--- Exercise ---
Copy every line of the listing that holds the string "panel".

[Entries with figure data]

(begin)

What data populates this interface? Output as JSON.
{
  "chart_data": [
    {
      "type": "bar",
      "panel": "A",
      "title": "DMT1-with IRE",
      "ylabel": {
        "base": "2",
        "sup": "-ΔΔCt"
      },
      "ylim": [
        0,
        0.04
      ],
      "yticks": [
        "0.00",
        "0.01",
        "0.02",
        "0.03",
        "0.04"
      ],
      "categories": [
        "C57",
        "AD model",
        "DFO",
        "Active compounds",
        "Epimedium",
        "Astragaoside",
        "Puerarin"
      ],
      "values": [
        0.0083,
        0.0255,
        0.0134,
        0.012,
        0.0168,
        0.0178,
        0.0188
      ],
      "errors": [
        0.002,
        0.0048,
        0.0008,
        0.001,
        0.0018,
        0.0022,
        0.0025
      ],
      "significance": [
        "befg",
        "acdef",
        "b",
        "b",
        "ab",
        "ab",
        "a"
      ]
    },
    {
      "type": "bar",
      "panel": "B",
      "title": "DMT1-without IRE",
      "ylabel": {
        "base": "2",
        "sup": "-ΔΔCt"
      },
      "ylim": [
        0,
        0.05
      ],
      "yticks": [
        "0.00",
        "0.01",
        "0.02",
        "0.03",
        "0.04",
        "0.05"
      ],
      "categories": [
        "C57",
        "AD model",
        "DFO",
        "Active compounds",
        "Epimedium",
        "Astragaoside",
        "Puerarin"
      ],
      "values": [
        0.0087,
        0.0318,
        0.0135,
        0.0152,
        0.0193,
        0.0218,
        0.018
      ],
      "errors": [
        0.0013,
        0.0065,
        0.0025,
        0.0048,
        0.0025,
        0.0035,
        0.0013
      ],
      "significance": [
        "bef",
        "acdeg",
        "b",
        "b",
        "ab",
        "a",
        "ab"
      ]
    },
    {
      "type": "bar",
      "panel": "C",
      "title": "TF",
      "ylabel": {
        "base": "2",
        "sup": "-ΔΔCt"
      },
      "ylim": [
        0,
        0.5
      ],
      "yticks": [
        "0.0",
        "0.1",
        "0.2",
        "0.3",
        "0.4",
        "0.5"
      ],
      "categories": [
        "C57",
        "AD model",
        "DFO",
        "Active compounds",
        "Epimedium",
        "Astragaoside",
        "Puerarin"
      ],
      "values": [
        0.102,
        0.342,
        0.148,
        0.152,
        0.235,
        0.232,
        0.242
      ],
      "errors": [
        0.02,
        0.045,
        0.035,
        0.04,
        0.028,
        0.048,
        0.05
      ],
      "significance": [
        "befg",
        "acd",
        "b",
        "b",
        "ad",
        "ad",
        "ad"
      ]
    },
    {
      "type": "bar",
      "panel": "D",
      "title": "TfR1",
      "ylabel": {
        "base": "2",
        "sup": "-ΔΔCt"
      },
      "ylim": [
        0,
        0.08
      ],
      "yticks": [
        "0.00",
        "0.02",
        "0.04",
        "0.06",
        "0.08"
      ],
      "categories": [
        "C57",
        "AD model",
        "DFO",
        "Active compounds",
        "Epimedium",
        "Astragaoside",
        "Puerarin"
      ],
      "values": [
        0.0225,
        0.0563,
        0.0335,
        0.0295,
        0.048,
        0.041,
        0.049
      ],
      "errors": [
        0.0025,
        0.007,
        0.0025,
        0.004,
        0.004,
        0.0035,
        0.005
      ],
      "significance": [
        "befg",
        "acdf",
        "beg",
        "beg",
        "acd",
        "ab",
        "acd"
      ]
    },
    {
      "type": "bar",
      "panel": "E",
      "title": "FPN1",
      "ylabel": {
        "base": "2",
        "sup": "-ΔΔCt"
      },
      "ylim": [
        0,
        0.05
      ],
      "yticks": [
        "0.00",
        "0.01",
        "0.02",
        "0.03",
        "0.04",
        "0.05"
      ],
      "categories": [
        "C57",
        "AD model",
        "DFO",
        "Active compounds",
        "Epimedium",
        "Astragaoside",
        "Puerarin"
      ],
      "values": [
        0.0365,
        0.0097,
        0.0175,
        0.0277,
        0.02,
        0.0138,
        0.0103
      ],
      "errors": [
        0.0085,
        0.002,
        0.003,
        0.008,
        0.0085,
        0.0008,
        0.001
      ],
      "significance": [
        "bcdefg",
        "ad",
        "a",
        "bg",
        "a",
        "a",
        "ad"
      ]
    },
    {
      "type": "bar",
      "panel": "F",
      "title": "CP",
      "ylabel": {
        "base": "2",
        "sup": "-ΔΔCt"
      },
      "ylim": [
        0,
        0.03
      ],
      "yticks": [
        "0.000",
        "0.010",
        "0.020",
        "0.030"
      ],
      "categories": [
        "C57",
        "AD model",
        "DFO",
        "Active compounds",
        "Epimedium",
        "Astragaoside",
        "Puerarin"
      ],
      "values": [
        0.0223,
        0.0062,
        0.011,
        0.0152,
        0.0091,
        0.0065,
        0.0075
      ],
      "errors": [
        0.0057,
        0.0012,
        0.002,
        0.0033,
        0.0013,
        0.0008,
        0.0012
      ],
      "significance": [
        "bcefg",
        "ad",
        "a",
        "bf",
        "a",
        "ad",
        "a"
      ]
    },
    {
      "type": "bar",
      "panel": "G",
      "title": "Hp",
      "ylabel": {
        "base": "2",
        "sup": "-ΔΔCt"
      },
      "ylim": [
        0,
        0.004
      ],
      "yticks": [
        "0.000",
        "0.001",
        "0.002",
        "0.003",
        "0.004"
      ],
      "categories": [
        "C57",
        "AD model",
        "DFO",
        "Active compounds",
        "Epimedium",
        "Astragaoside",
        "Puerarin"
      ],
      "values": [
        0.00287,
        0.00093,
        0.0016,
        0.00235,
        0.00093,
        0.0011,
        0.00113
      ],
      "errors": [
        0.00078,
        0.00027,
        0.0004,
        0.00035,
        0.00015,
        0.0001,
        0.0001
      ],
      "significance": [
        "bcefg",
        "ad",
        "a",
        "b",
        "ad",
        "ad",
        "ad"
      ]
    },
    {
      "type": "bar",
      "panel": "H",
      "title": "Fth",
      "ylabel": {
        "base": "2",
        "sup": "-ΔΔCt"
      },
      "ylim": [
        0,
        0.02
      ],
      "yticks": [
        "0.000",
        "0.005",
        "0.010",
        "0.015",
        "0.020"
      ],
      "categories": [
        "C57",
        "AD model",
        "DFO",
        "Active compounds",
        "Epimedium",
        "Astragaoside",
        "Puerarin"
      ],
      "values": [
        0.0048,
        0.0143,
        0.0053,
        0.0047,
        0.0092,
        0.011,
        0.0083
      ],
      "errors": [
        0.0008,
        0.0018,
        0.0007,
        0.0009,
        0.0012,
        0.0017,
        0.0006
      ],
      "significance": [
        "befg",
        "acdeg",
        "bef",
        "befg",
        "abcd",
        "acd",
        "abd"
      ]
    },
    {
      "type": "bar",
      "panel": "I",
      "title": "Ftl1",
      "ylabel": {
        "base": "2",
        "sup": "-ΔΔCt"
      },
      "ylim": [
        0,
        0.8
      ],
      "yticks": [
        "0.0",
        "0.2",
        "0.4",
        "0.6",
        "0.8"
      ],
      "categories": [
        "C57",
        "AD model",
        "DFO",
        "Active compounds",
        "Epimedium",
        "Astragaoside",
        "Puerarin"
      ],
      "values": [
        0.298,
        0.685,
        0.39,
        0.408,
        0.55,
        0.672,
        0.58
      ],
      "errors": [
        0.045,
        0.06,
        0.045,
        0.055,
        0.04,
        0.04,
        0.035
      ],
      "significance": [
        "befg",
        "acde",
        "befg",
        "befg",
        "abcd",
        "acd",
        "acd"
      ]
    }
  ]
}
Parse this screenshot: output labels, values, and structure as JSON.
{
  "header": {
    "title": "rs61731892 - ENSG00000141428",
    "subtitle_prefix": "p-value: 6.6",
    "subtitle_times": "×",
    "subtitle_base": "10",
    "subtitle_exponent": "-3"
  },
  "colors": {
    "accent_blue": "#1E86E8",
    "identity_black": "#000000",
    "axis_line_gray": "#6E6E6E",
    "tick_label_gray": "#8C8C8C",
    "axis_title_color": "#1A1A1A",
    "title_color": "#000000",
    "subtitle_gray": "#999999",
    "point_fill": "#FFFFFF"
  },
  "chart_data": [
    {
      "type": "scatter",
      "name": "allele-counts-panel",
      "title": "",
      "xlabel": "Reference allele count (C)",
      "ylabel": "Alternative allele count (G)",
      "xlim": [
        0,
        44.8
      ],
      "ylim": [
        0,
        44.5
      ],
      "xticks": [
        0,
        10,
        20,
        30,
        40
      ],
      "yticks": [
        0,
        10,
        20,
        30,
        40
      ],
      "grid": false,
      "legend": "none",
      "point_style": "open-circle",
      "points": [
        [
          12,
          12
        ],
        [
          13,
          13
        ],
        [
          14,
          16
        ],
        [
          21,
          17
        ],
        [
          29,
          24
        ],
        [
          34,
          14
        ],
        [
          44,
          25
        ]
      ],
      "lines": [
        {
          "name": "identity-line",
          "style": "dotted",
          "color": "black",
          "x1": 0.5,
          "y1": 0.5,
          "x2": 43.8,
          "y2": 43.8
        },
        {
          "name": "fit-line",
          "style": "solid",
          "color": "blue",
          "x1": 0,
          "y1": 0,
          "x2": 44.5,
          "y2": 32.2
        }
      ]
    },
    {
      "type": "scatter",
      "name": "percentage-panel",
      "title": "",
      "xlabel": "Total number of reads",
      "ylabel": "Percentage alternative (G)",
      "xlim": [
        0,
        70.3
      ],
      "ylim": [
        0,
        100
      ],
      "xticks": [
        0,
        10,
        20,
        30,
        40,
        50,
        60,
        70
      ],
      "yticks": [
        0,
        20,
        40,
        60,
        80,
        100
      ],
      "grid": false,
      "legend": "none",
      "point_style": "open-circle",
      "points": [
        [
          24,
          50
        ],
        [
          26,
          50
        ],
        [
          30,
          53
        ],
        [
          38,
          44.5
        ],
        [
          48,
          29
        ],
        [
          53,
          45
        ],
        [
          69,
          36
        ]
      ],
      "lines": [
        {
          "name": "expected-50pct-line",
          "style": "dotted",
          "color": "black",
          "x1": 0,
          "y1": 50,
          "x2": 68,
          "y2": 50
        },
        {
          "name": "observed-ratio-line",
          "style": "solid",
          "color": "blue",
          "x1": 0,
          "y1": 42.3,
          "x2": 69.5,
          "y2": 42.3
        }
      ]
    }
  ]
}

(end)

--- Solution for this problem ---
      "panel": "A",
      "panel": "B",
      "panel": "C",
      "panel": "D",
      "panel": "E",
      "panel": "F",
      "panel": "G",
      "panel": "H",
      "panel": "I",
      "name": "allele-counts-panel",
      "name": "percentage-panel",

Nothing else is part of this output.